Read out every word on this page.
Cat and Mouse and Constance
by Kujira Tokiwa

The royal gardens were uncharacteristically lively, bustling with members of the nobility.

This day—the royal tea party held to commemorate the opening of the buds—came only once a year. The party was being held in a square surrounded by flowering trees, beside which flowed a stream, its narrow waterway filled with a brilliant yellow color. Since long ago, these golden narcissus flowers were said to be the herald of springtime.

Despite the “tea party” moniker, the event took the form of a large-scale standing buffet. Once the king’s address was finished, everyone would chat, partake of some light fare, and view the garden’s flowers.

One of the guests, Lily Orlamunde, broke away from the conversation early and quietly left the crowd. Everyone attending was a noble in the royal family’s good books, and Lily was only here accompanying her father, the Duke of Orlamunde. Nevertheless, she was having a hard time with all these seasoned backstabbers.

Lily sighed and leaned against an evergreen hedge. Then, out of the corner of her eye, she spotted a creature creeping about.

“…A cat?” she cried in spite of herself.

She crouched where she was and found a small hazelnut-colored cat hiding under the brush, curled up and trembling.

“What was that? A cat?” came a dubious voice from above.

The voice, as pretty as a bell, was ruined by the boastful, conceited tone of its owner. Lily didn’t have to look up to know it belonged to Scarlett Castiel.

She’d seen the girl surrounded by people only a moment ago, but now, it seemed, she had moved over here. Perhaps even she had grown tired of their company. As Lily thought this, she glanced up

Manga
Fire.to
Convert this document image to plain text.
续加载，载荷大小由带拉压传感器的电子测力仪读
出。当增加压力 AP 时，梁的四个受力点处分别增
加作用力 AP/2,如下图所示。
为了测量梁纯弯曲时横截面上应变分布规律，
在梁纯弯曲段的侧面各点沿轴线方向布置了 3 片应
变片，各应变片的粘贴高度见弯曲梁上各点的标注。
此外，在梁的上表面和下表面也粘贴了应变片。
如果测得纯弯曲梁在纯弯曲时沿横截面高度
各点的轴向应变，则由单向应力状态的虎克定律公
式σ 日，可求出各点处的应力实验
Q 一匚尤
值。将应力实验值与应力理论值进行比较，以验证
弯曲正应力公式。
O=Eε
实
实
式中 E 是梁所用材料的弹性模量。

**Request:** Locate the word "voice" in the records and collect each line it appears in.

**Response to this task:**
“What was that? A cat?” came a dubious voice from above.
The voice, as pretty as a bell, was ruined by the boastful, conceited tone of its owner. Lily didn’t have to look up to know it belonged to Scarlett Castiel.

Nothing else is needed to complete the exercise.